Task:
Extract the entries in their exact form.

Items:
## BEGIN
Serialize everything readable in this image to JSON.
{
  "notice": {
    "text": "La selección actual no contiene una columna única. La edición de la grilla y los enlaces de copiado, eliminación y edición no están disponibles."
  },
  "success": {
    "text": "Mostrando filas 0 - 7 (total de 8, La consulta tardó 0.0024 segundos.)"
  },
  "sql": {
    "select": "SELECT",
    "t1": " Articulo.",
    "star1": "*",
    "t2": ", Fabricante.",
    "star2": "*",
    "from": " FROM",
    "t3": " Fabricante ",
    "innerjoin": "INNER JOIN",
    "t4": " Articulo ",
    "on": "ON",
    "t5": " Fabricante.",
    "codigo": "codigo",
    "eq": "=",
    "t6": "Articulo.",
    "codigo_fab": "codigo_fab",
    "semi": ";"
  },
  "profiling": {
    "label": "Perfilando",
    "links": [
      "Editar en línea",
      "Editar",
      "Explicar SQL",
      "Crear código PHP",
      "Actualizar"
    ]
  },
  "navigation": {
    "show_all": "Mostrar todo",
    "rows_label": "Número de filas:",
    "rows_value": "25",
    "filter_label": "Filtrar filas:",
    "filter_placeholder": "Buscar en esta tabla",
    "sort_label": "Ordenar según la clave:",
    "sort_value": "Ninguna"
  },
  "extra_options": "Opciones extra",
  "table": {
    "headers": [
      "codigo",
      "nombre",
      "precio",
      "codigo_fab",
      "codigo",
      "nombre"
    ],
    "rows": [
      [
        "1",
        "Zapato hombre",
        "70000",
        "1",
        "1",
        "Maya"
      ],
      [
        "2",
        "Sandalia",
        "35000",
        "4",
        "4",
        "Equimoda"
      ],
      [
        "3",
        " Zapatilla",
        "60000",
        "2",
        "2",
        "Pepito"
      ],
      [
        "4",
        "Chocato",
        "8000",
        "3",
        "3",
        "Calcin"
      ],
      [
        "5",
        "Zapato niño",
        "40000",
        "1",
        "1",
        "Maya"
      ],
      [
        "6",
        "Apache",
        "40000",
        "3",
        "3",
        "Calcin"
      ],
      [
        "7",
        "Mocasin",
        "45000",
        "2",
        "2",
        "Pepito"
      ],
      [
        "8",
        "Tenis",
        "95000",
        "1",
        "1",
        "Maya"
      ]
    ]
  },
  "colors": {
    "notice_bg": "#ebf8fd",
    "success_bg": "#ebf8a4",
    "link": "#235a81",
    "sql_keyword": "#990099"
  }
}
## END
Full response:
Serialize everything readable in this image to JSON.
{
  "notice": {
    "text": "La selección actual no contiene una columna única. La edición de la grilla y los enlaces de copiado, eliminación y edición no están disponibles."
  },
  "success": {
    "text": "Mostrando filas 0 - 7 (total de 8, La consulta tardó 0.0024 segundos.)"
  },
  "sql": {
    "select": "SELECT",
    "t1": " Articulo.",
    "star1": "*",
    "t2": ", Fabricante.",
    "star2": "*",
    "from": " FROM",
    "t3": " Fabricante ",
    "innerjoin": "INNER JOIN",
    "t4": " Articulo ",
    "on": "ON",
    "t5": " Fabricante.",
    "codigo": "codigo",
    "eq": "=",
    "t6": "Articulo.",
    "codigo_fab": "codigo_fab",
    "semi": ";"
  },
  "profiling": {
    "label": "Perfilando",
    "links": [
      "Editar en línea",
      "Editar",
      "Explicar SQL",
      "Crear código PHP",
      "Actualizar"
    ]
  },
  "navigation": {
    "show_all": "Mostrar todo",
    "rows_label": "Número de filas:",
    "rows_value": "25",
    "filter_label": "Filtrar filas:",
    "filter_placeholder": "Buscar en esta tabla",
    "sort_label": "Ordenar según la clave:",
    "sort_value": "Ninguna"
  },
  "extra_options": "Opciones extra",
  "table": {
    "headers": [
      "codigo",
      "nombre",
      "precio",
      "codigo_fab",
      "codigo",
      "nombre"
    ],
    "rows": [
      [
        "1",
        "Zapato hombre",
        "70000",
        "1",
        "1",
        "Maya"
      ],
      [
        "2",
        "Sandalia",
        "35000",
        "4",
        "4",
        "Equimoda"
      ],
      [
        "3",
        " Zapatilla",
        "60000",
        "2",
        "2",
        "Pepito"
      ],
      [
        "4",
        "Chocato",
        "8000",
        "3",
        "3",
        "Calcin"
      ],
      [
        "5",
        "Zapato niño",
        "40000",
        "1",
        "1",
        "Maya"
      ],
      [
        "6",
        "Apache",
        "40000",
        "3",
        "3",
        "Calcin"
      ],
      [
        "7",
        "Mocasin",
        "45000",
        "2",
        "2",
        "Pepito"
      ],
      [
        "8",
        "Tenis",
        "95000",
        "1",
        "1",
        "Maya"
      ]
    ]
  },
  "colors": {
    "notice_bg": "#ebf8fd",
    "success_bg": "#ebf8a4",
    "link": "#235a81",
    "sql_keyword": "#990099"
  }
}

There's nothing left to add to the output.